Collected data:
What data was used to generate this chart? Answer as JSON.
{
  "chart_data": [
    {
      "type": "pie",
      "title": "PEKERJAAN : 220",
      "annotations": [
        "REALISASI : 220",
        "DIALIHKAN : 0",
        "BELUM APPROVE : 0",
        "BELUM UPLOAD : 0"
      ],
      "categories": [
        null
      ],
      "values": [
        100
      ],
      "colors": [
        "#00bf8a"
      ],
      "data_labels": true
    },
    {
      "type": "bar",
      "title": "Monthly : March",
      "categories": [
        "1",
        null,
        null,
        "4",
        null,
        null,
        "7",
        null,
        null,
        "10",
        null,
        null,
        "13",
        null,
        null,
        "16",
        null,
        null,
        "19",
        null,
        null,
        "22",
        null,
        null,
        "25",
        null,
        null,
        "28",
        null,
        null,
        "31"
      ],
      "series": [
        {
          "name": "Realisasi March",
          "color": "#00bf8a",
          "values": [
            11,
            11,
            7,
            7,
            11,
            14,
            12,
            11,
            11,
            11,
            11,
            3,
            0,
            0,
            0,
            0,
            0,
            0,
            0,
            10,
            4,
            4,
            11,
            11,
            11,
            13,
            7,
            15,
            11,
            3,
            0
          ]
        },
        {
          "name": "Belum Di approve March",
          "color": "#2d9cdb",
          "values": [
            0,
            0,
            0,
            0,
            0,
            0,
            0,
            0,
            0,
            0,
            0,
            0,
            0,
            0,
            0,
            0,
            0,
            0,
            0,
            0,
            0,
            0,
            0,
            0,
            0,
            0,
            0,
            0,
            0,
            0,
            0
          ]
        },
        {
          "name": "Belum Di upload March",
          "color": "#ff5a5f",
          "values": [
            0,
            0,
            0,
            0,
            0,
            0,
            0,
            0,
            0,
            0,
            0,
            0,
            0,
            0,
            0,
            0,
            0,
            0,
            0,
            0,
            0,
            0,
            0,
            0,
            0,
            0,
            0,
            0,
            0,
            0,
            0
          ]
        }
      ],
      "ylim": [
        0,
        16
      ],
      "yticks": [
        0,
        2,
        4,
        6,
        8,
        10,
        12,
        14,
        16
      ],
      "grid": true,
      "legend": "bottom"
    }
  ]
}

What you should do: Quote every entry exactly.

Task solution:
What data was used to generate this chart? Answer as JSON.
{
  "chart_data": [
    {
      "type": "pie",
      "title": "PEKERJAAN : 220",
      "annotations": [
        "REALISASI : 220",
        "DIALIHKAN : 0",
        "BELUM APPROVE : 0",
        "BELUM UPLOAD : 0"
      ],
      "categories": [
        null
      ],
      "values": [
        100
      ],
      "colors": [
        "#00bf8a"
      ],
      "data_labels": true
    },
    {
      "type": "bar",
      "title": "Monthly : March",
      "categories": [
        "1",
        null,
        null,
        "4",
        null,
        null,
        "7",
        null,
        null,
        "10",
        null,
        null,
        "13",
        null,
        null,
        "16",
        null,
        null,
        "19",
        null,
        null,
        "22",
        null,
        null,
        "25",
        null,
        null,
        "28",
        null,
        null,
        "31"
      ],
      "series": [
        {
          "name": "Realisasi March",
          "color": "#00bf8a",
          "values": [
            11,
            11,
            7,
            7,
            11,
            14,
            12,
            11,
            11,
            11,
            11,
            3,
            0,
            0,
            0,
            0,
            0,
            0,
            0,
            10,
            4,
            4,
            11,
            11,
            11,
            13,
            7,
            15,
            11,
            3,
            0
          ]
        },
        {
          "name": "Belum Di approve March",
          "color": "#2d9cdb",
          "values": [
            0,
            0,
            0,
            0,
            0,
            0,
            0,
            0,
            0,
            0,
            0,
            0,
            0,
            0,
            0,
            0,
            0,
            0,
            0,
            0,
            0,
            0,
            0,
            0,
            0,
            0,
            0,
            0,
            0,
            0,
            0
          ]
        },
        {
          "name": "Belum Di upload March",
          "color": "#ff5a5f",
          "values": [
            0,
            0,
            0,
            0,
            0,
            0,
            0,
            0,
            0,
            0,
            0,
            0,
            0,
            0,
            0,
            0,
            0,
            0,
            0,
            0,
            0,
            0,
            0,
            0,
            0,
            0,
            0,
            0,
            0,
            0,
            0
          ]
        }
      ],
      "ylim": [
        0,
        16
      ],
      "yticks": [
        0,
        2,
        4,
        6,
        8,
        10,
        12,
        14,
        16
      ],
      "grid": true,
      "legend": "bottom"
    }
  ]
}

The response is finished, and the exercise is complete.